All of the data is to be set down again without alteration.

*** Opening of Excerpted records ***

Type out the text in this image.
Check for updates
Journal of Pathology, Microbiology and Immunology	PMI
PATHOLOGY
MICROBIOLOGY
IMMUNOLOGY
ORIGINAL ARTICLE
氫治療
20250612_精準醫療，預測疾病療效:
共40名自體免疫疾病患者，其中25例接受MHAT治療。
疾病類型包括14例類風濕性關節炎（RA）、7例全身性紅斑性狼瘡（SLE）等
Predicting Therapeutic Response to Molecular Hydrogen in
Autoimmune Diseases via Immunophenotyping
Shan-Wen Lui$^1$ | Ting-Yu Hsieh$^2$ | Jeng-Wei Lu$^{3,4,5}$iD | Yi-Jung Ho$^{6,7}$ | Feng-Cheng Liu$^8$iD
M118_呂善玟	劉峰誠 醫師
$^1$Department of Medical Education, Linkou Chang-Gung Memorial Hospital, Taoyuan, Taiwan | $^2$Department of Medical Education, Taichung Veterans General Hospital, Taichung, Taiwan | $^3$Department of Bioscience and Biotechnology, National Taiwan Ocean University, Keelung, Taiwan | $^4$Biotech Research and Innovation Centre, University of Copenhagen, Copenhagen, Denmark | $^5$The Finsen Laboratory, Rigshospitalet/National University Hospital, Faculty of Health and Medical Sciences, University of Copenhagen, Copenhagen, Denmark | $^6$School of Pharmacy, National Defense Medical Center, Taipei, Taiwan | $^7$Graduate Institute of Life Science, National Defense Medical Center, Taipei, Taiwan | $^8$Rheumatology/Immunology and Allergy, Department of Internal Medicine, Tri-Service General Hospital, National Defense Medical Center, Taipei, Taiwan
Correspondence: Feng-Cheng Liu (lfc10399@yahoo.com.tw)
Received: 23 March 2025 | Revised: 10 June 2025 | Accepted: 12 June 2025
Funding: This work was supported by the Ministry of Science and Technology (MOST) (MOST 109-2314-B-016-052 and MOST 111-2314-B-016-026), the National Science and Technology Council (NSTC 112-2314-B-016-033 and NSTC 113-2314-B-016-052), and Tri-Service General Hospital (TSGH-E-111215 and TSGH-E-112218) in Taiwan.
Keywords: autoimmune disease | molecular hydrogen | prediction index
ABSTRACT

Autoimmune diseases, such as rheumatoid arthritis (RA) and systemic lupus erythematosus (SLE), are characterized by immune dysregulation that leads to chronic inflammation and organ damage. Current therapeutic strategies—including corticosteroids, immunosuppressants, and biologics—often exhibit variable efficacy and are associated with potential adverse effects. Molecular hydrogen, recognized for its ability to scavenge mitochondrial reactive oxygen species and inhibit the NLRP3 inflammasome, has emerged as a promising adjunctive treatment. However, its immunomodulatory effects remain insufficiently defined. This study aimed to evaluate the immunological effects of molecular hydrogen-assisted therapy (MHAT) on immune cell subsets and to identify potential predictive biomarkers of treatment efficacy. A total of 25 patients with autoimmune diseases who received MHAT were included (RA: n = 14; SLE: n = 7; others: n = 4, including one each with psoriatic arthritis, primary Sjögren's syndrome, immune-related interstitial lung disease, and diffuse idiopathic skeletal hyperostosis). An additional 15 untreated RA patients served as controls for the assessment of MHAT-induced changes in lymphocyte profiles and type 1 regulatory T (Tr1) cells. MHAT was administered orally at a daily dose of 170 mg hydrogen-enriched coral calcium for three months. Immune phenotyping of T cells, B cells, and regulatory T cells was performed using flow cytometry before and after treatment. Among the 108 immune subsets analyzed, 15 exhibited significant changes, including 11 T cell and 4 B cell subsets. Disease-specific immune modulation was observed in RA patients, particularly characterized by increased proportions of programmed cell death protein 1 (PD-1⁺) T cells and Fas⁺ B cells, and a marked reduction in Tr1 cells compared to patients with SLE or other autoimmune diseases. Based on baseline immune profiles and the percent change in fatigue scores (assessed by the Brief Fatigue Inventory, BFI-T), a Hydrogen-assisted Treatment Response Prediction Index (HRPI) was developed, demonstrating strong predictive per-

*** Close of Excerpted records ***

> [Solution to this problem]
Type out the text in this image.
Check for updates
Journal of Pathology, Microbiology and Immunology	PMI
PATHOLOGY
MICROBIOLOGY
IMMUNOLOGY
ORIGINAL ARTICLE
氫治療
20250612_精準醫療，預測疾病療效:
共40名自體免疫疾病患者，其中25例接受MHAT治療。
疾病類型包括14例類風濕性關節炎（RA）、7例全身性紅斑性狼瘡（SLE）等
Predicting Therapeutic Response to Molecular Hydrogen in
Autoimmune Diseases via Immunophenotyping
Shan-Wen Lui$^1$ | Ting-Yu Hsieh$^2$ | Jeng-Wei Lu$^{3,4,5}$iD | Yi-Jung Ho$^{6,7}$ | Feng-Cheng Liu$^8$iD
M118_呂善玟	劉峰誠 醫師
$^1$Department of Medical Education, Linkou Chang-Gung Memorial Hospital, Taoyuan, Taiwan | $^2$Department of Medical Education, Taichung Veterans General Hospital, Taichung, Taiwan | $^3$Department of Bioscience and Biotechnology, National Taiwan Ocean University, Keelung, Taiwan | $^4$Biotech Research and Innovation Centre, University of Copenhagen, Copenhagen, Denmark | $^5$The Finsen Laboratory, Rigshospitalet/National University Hospital, Faculty of Health and Medical Sciences, University of Copenhagen, Copenhagen, Denmark | $^6$School of Pharmacy, National Defense Medical Center, Taipei, Taiwan | $^7$Graduate Institute of Life Science, National Defense Medical Center, Taipei, Taiwan | $^8$Rheumatology/Immunology and Allergy, Department of Internal Medicine, Tri-Service General Hospital, National Defense Medical Center, Taipei, Taiwan
Correspondence: Feng-Cheng Liu (lfc10399@yahoo.com.tw)
Received: 23 March 2025 | Revised: 10 June 2025 | Accepted: 12 June 2025
Funding: This work was supported by the Ministry of Science and Technology (MOST) (MOST 109-2314-B-016-052 and MOST 111-2314-B-016-026), the National Science and Technology Council (NSTC 112-2314-B-016-033 and NSTC 113-2314-B-016-052), and Tri-Service General Hospital (TSGH-E-111215 and TSGH-E-112218) in Taiwan.
Keywords: autoimmune disease | molecular hydrogen | prediction index
ABSTRACT

Autoimmune diseases, such as rheumatoid arthritis (RA) and systemic lupus erythematosus (SLE), are characterized by immune dysregulation that leads to chronic inflammation and organ damage. Current therapeutic strategies—including corticosteroids, immunosuppressants, and biologics—often exhibit variable efficacy and are associated with potential adverse effects. Molecular hydrogen, recognized for its ability to scavenge mitochondrial reactive oxygen species and inhibit the NLRP3 inflammasome, has emerged as a promising adjunctive treatment. However, its immunomodulatory effects remain insufficiently defined. This study aimed to evaluate the immunological effects of molecular hydrogen-assisted therapy (MHAT) on immune cell subsets and to identify potential predictive biomarkers of treatment efficacy. A total of 25 patients with autoimmune diseases who received MHAT were included (RA: n = 14; SLE: n = 7; others: n = 4, including one each with psoriatic arthritis, primary Sjögren's syndrome, immune-related interstitial lung disease, and diffuse idiopathic skeletal hyperostosis). An additional 15 untreated RA patients served as controls for the assessment of MHAT-induced changes in lymphocyte profiles and type 1 regulatory T (Tr1) cells. MHAT was administered orally at a daily dose of 170 mg hydrogen-enriched coral calcium for three months. Immune phenotyping of T cells, B cells, and regulatory T cells was performed using flow cytometry before and after treatment. Among the 108 immune subsets analyzed, 15 exhibited significant changes, including 11 T cell and 4 B cell subsets. Disease-specific immune modulation was observed in RA patients, particularly characterized by increased proportions of programmed cell death protein 1 (PD-1⁺) T cells and Fas⁺ B cells, and a marked reduction in Tr1 cells compared to patients with SLE or other autoimmune diseases. Based on baseline immune profiles and the percent change in fatigue scores (assessed by the Brief Fatigue Inventory, BFI-T), a Hydrogen-assisted Treatment Response Prediction Index (HRPI) was developed, demonstrating strong predictive per-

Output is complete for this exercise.